Return each line of the items below that contains the word "bounding", treating uppercase and lowercase letters as distinct.

§ RECORDS SHOWN
++++
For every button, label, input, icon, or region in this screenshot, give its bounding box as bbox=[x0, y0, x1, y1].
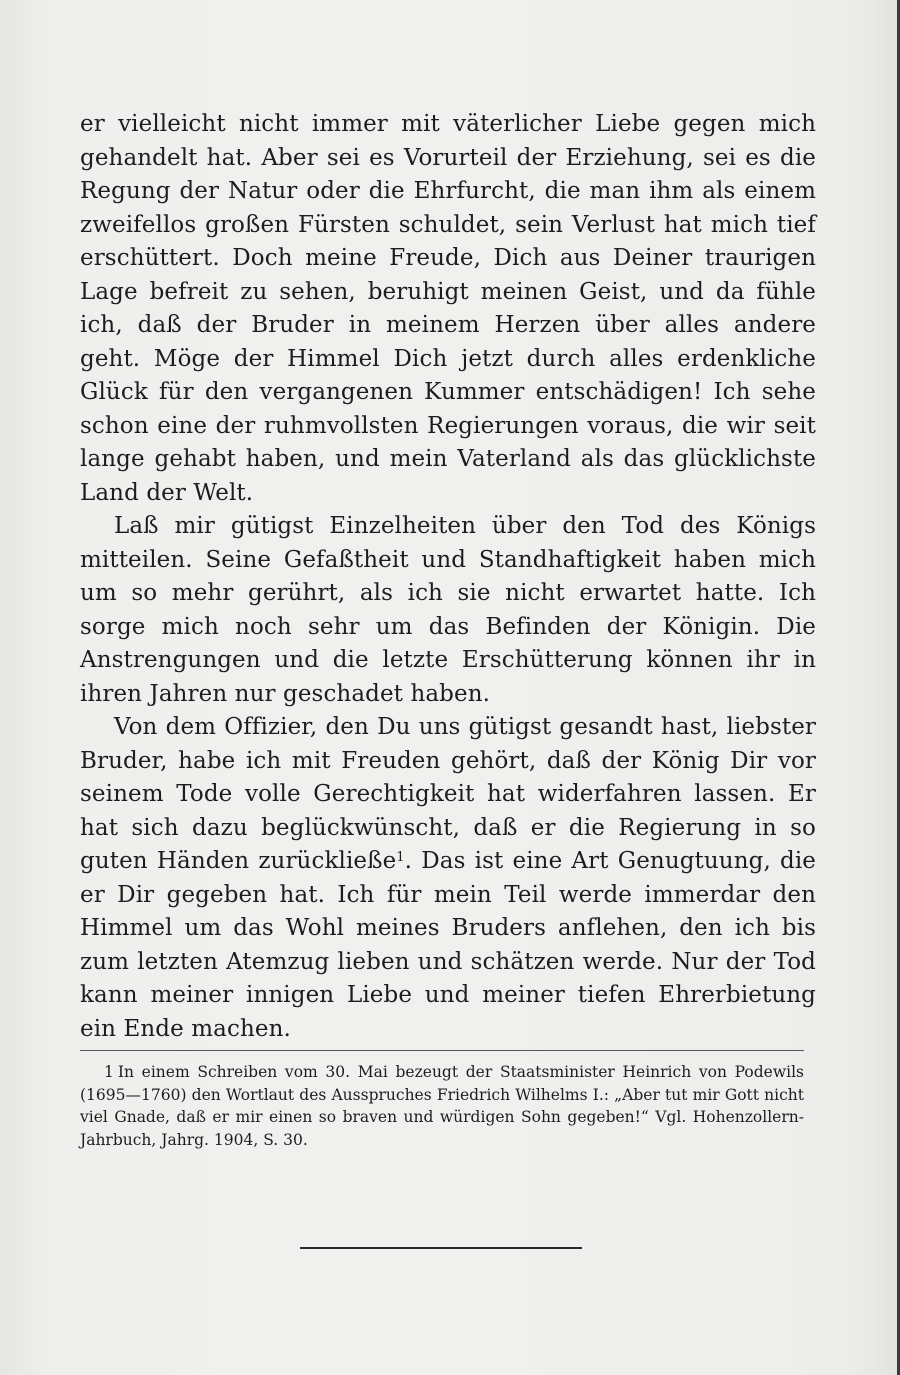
paragraph-1: er vielleicht nicht immer mit väterlicher Liebe gegen mich gehandelt hat. Aber sei es Vorurteil der Erziehung, sei es die Regung der Natur oder die Ehrfurcht, die man ihm als einem zweifellos großen Fürsten schuldet, sein Verlust hat mich tief erschüttert. Doch meine Freude, Dich aus Deiner traurigen Lage befreit zu sehen, beruhigt meinen Geist, und da fühle ich, daß der Bruder in meinem Herzen über alles andere geht. Möge der Himmel Dich jetzt durch alles erdenkliche Glück für den vergangenen Kummer entschädigen! Ich sehe schon eine der ruhmvollsten Regierungen voraus, die wir seit lange gehabt haben, und mein Vaterland als das glücklichste Land der Welt. bbox=[80, 111, 816, 506]
footnote-number: 1 bbox=[104, 1063, 114, 1081]
paragraph-2: Laß mir gütigst Einzelheiten über den Tod des Königs mitteilen. Seine Gefaßtheit und Standhaftigkeit haben mich um so mehr gerührt, als ich sie nicht erwartet hatte. Ich sorge mich noch sehr um das Befinden der Königin. Die Anstrengungen und die letzte Erschütterung können ihr in ihren Jahren nur geschadet haben. bbox=[80, 513, 816, 707]
footnote-divider bbox=[80, 1050, 804, 1051]
main-text bbox=[80, 108, 816, 1046]
paragraph-3-text-start: Von dem Offizier, den Du uns gütigst gesandt hast, liebster Bruder, habe ich mit Freuden gehört, daß der König Dir vor seinem Tode volle Gerechtigkeit hat widerfahren lassen. Er hat sich dazu beglückwünscht, daß er die Regierung in so guten Händen zurückließe bbox=[80, 714, 816, 874]
footnote bbox=[80, 1061, 804, 1151]
paragraph-3 bbox=[80, 711, 816, 1046]
footnote-text: In einem Schreiben vom 30. Mai bezeugt der Staatsminister Heinrich von Podewils (1695—1760) den Wortlaut des Ausspruches Friedrich Wilhelms I.: „Aber tut mir Gott nicht viel Gnade, daß er mir einen so braven und würdigen Sohn gegeben!“ Vgl. Hohenzollern-Jahrbuch, Jahrg. 1904, S. 30. bbox=[80, 1063, 804, 1149]
paragraph-3-text-end: . Das ist eine Art Genugtuung, die er Dir gegeben hat. Ich für mein Teil werde immerdar den Himmel um das Wohl meines Bruders anflehen, den ich bis zum letzten Atemzug lieben und schätzen werde. Nur der Tod kann meiner innigen Liebe und meiner tiefen Ehrerbietung ein Ende machen. bbox=[80, 848, 817, 1042]
end-rule bbox=[300, 1247, 582, 1249]
footnote-reference: 1 bbox=[396, 850, 405, 865]
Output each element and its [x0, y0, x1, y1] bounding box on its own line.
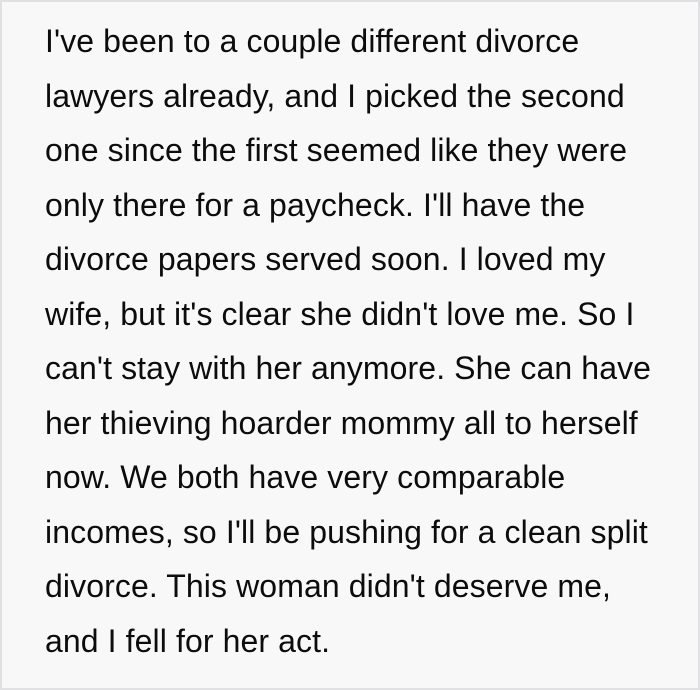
post-body-text: I've been to a couple different divorce lawyers already, and I picked the second one since the first seemed like they were only there for a paycheck. I'll have the divorce papers served soon. I loved my wife, but it's clear she didn't love me. So I can't stay with her anymore. She can have her thieving hoarder mommy all to herself now. We both have very comparable incomes, so I'll be pushing for a clean split divorce. This woman didn't deserve me, and I fell for her act. [45, 23, 652, 659]
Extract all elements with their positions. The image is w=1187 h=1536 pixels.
++++
§ REPLY
For every button, label, input, icon, or region in this screenshot, give its bounding box as bbox=[x0, y0, x1, y1].
Output each element and its [x0, y0, x1, y1] bounding box on its own line.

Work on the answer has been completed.